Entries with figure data
┄┄┄┄┄┄┄┄┄┄┄┄┄┄┄┄┄┄┄┄

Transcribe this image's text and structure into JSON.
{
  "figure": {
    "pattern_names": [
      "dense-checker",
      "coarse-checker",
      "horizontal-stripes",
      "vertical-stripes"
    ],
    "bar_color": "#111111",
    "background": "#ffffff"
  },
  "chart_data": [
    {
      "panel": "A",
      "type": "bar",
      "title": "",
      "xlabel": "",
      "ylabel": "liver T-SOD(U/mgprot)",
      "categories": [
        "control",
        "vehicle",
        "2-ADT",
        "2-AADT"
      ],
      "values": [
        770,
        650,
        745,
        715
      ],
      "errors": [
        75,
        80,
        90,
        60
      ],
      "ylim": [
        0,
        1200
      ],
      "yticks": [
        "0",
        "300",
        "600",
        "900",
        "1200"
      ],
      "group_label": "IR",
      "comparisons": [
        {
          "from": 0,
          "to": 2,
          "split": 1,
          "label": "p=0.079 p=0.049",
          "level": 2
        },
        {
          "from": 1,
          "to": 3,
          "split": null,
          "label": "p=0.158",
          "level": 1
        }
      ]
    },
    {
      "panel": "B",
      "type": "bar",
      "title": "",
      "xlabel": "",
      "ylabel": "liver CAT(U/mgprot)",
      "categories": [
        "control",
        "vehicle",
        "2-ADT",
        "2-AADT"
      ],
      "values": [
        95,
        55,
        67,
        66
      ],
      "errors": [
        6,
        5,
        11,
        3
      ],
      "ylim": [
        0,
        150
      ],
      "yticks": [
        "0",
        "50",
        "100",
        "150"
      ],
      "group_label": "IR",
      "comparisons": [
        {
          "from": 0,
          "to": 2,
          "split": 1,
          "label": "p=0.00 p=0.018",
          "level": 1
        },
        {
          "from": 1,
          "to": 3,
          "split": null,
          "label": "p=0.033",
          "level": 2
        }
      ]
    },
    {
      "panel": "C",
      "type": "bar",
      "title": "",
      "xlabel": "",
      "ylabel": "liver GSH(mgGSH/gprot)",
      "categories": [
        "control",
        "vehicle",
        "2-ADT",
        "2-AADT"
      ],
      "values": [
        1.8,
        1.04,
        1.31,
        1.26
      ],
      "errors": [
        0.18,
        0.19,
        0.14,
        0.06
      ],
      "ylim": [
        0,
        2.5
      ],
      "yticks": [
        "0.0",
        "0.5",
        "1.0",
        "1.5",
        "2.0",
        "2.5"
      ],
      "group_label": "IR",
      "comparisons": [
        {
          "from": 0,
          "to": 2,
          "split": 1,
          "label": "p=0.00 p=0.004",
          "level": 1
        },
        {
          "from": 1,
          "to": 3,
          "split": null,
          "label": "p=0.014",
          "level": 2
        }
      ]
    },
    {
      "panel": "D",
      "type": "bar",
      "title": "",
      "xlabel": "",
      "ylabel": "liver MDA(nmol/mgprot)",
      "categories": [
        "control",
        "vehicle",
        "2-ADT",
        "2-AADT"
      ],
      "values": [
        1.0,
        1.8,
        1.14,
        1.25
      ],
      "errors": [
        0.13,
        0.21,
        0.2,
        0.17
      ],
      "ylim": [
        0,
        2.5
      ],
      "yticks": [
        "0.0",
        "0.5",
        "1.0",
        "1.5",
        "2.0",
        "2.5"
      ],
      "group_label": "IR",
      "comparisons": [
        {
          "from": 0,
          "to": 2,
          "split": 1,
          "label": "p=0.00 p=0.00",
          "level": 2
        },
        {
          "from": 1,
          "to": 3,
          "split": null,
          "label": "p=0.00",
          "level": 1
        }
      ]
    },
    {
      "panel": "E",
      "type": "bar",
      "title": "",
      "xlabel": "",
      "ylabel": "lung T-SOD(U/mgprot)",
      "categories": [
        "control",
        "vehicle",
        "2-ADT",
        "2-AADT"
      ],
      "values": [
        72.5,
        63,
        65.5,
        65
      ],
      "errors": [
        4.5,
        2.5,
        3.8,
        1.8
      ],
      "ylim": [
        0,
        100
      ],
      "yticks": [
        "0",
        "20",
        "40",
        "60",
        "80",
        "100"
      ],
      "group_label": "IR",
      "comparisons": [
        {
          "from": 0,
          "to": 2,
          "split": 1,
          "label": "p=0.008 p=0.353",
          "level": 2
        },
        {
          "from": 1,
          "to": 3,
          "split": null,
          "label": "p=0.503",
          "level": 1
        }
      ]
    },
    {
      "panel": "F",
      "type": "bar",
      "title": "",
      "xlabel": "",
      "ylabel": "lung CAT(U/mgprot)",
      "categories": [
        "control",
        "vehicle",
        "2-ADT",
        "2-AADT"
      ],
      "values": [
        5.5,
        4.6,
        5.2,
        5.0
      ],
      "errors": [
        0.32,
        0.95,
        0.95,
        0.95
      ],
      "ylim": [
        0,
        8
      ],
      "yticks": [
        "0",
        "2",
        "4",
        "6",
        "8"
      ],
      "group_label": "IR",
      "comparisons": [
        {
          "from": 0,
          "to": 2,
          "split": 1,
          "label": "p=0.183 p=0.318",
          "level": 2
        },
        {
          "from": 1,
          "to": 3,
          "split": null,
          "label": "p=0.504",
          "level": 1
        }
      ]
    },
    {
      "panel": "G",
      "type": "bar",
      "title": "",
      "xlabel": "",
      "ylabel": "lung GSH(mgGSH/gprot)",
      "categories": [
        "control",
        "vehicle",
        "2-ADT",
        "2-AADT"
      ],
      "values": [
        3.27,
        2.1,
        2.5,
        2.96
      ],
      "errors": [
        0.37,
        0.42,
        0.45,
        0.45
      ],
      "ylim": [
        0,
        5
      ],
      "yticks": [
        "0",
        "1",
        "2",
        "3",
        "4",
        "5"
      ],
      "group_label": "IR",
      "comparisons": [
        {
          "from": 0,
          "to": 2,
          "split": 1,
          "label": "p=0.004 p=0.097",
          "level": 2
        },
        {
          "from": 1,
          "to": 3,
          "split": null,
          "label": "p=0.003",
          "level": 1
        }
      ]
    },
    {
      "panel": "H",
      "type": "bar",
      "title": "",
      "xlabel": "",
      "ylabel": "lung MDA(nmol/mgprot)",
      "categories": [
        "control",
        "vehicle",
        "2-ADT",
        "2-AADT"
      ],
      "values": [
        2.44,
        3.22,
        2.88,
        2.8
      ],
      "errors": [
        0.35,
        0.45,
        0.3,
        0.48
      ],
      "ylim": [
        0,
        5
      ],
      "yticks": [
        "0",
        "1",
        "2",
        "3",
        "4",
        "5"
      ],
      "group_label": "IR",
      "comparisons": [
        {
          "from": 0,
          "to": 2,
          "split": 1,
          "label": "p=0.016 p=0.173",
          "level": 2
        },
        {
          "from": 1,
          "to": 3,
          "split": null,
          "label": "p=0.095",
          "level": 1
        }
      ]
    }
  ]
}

┄┄┄┄┄┄┄┄┄┄┄┄┄┄┄┄┄┄┄┄

Direction: Search the lines above for the string "lung", then show every one that has it.

Written response:
      "ylabel": "lung T-SOD(U/mgprot)",
      "ylabel": "lung CAT(U/mgprot)",
      "ylabel": "lung GSH(mgGSH/gprot)",
      "ylabel": "lung MDA(nmol/mgprot)",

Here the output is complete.